→ **WHAT THE TASK ASKS**: Will you write out all the entries below exactly?

________________________________________

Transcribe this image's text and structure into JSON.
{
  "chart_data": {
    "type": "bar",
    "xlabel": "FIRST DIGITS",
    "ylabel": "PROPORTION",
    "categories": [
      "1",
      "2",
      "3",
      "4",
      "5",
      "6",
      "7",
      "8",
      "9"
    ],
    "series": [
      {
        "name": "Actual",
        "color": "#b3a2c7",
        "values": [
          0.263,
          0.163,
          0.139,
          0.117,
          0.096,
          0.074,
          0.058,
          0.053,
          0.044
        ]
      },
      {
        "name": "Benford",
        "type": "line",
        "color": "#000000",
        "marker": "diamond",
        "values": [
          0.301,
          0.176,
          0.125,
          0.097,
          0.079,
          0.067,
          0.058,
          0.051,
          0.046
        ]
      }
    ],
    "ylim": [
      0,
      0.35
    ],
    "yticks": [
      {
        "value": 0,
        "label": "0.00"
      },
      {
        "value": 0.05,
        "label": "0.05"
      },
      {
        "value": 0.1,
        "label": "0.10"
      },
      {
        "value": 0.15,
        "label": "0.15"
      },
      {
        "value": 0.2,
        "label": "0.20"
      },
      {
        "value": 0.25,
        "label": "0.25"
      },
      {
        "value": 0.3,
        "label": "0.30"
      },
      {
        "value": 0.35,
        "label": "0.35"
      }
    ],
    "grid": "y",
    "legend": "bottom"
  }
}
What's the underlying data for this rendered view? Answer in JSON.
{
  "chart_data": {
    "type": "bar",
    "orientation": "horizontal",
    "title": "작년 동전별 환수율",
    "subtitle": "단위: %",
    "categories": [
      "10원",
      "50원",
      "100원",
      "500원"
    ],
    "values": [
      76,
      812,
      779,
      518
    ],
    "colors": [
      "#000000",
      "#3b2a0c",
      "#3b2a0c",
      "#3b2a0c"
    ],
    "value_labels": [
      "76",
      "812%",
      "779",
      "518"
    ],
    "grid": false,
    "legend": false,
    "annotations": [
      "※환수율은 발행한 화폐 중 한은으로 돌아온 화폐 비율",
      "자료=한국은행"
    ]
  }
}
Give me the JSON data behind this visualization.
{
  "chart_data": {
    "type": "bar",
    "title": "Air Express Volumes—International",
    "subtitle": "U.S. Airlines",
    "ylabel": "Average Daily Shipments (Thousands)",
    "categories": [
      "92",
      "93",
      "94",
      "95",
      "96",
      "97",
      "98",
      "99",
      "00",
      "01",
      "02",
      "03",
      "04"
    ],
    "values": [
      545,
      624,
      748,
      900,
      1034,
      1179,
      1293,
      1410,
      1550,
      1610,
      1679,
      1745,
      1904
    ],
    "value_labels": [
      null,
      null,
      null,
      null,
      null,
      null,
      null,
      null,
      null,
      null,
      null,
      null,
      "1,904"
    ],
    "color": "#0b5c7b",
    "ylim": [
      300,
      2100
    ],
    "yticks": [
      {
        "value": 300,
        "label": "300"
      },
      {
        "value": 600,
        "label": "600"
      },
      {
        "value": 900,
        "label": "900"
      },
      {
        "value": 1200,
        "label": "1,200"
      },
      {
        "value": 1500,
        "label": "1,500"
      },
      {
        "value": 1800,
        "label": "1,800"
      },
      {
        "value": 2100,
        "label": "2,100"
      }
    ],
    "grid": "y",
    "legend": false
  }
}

________________________________________

→ **PROBLEM SOLUTION**:
Transcribe this image's text and structure into JSON.
{
  "chart_data": {
    "type": "bar",
    "xlabel": "FIRST DIGITS",
    "ylabel": "PROPORTION",
    "categories": [
      "1",
      "2",
      "3",
      "4",
      "5",
      "6",
      "7",
      "8",
      "9"
    ],
    "series": [
      {
        "name": "Actual",
        "color": "#b3a2c7",
        "values": [
          0.263,
          0.163,
          0.139,
          0.117,
          0.096,
          0.074,
          0.058,
          0.053,
          0.044
        ]
      },
      {
        "name": "Benford",
        "type": "line",
        "color": "#000000",
        "marker": "diamond",
        "values": [
          0.301,
          0.176,
          0.125,
          0.097,
          0.079,
          0.067,
          0.058,
          0.051,
          0.046
        ]
      }
    ],
    "ylim": [
      0,
      0.35
    ],
    "yticks": [
      {
        "value": 0,
        "label": "0.00"
      },
      {
        "value": 0.05,
        "label": "0.05"
      },
      {
        "value": 0.1,
        "label": "0.10"
      },
      {
        "value": 0.15,
        "label": "0.15"
      },
      {
        "value": 0.2,
        "label": "0.20"
      },
      {
        "value": 0.25,
        "label": "0.25"
      },
      {
        "value": 0.3,
        "label": "0.30"
      },
      {
        "value": 0.35,
        "label": "0.35"
      }
    ],
    "grid": "y",
    "legend": "bottom"
  }
}
What's the underlying data for this rendered view? Answer in JSON.
{
  "chart_data": {
    "type": "bar",
    "orientation": "horizontal",
    "title": "작년 동전별 환수율",
    "subtitle": "단위: %",
    "categories": [
      "10원",
      "50원",
      "100원",
      "500원"
    ],
    "values": [
      76,
      812,
      779,
      518
    ],
    "colors": [
      "#000000",
      "#3b2a0c",
      "#3b2a0c",
      "#3b2a0c"
    ],
    "value_labels": [
      "76",
      "812%",
      "779",
      "518"
    ],
    "grid": false,
    "legend": false,
    "annotations": [
      "※환수율은 발행한 화폐 중 한은으로 돌아온 화폐 비율",
      "자료=한국은행"
    ]
  }
}
Give me the JSON data behind this visualization.
{
  "chart_data": {
    "type": "bar",
    "title": "Air Express Volumes—International",
    "subtitle": "U.S. Airlines",
    "ylabel": "Average Daily Shipments (Thousands)",
    "categories": [
      "92",
      "93",
      "94",
      "95",
      "96",
      "97",
      "98",
      "99",
      "00",
      "01",
      "02",
      "03",
      "04"
    ],
    "values": [
      545,
      624,
      748,
      900,
      1034,
      1179,
      1293,
      1410,
      1550,
      1610,
      1679,
      1745,
      1904
    ],
    "value_labels": [
      null,
      null,
      null,
      null,
      null,
      null,
      null,
      null,
      null,
      null,
      null,
      null,
      "1,904"
    ],
    "color": "#0b5c7b",
    "ylim": [
      300,
      2100
    ],
    "yticks": [
      {
        "value": 300,
        "label": "300"
      },
      {
        "value": 600,
        "label": "600"
      },
      {
        "value": 900,
        "label": "900"
      },
      {
        "value": 1200,
        "label": "1,200"
      },
      {
        "value": 1500,
        "label": "1,500"
      },
      {
        "value": 1800,
        "label": "1,800"
      },
      {
        "value": 2100,
        "label": "2,100"
      }
    ],
    "grid": "y",
    "legend": false
  }
}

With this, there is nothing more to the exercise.